• **WHAT TO DO**: Retype all the entries word for word, but omit the pictures.

==========

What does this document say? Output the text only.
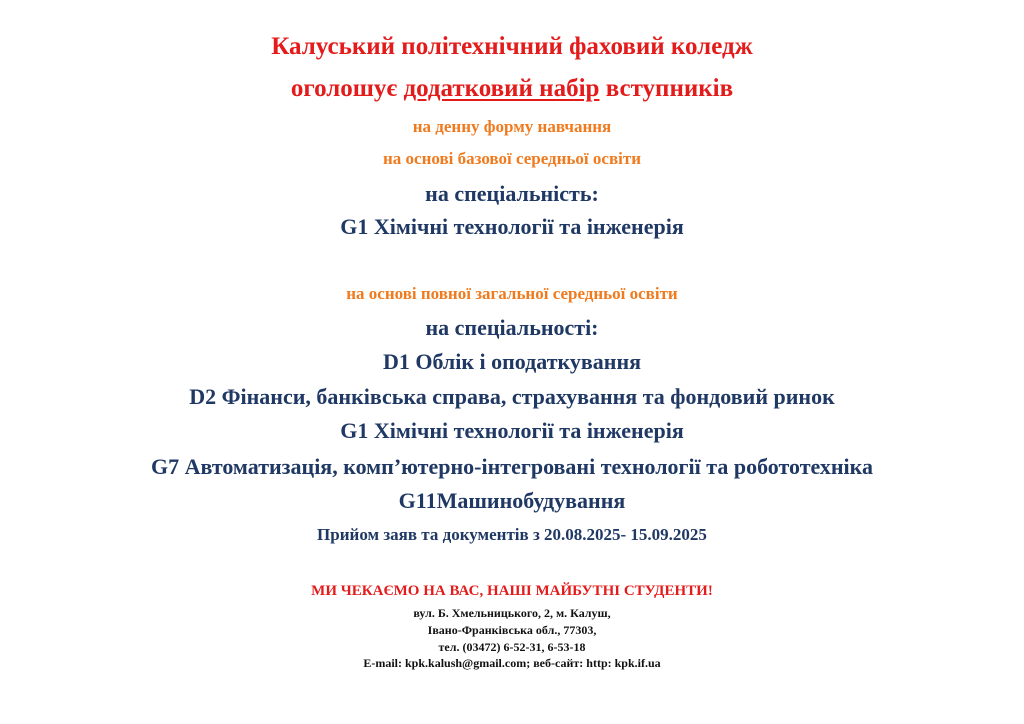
Калуський політехнічний фаховий коледж
оголошує додатковий набір вступників
на денну форму навчання
на основі базової середньої освіти
на спеціальність:
G1 Хімічні технології та інженерія
на основі повної загальної середньої освіти
на спеціальності:
D1 Облік і оподаткування
D2 Фінанси, банківська справа, страхування та фондовий ринок
G1 Хімічні технології та інженерія
G7 Автоматизація, комп’ютерно-інтегровані технології та робототехніка
G11Машинобудування
Прийом заяв та документів з 20.08.2025- 15.09.2025
МИ ЧЕКАЄМО НА ВАС, НАШІ МАЙБУТНІ СТУДЕНТИ!
вул. Б. Хмельницького, 2, м. Калуш,
Івано-Франківська обл., 77303,
тел. (03472) 6-52-31, 6-53-18
E-mail: kpk.kalush@gmail.com; веб-сайт: http: kpk.if.ua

==========

• **ANSWER**:
What does this document say? Output the text only.
Калуський політехнічний фаховий коледж
оголошує додатковий набір вступників
на денну форму навчання
на основі базової середньої освіти
на спеціальність:
G1 Хімічні технології та інженерія
на основі повної загальної середньої освіти
на спеціальності:
D1 Облік і оподаткування
D2 Фінанси, банківська справа, страхування та фондовий ринок
G1 Хімічні технології та інженерія
G7 Автоматизація, комп’ютерно-інтегровані технології та робототехніка
G11Машинобудування
Прийом заяв та документів з 20.08.2025- 15.09.2025
МИ ЧЕКАЄМО НА ВАС, НАШІ МАЙБУТНІ СТУДЕНТИ!
вул. Б. Хмельницького, 2, м. Калуш,
Івано-Франківська обл., 77303,
тел. (03472) 6-52-31, 6-53-18
E-mail: kpk.kalush@gmail.com; веб-сайт: http: kpk.if.ua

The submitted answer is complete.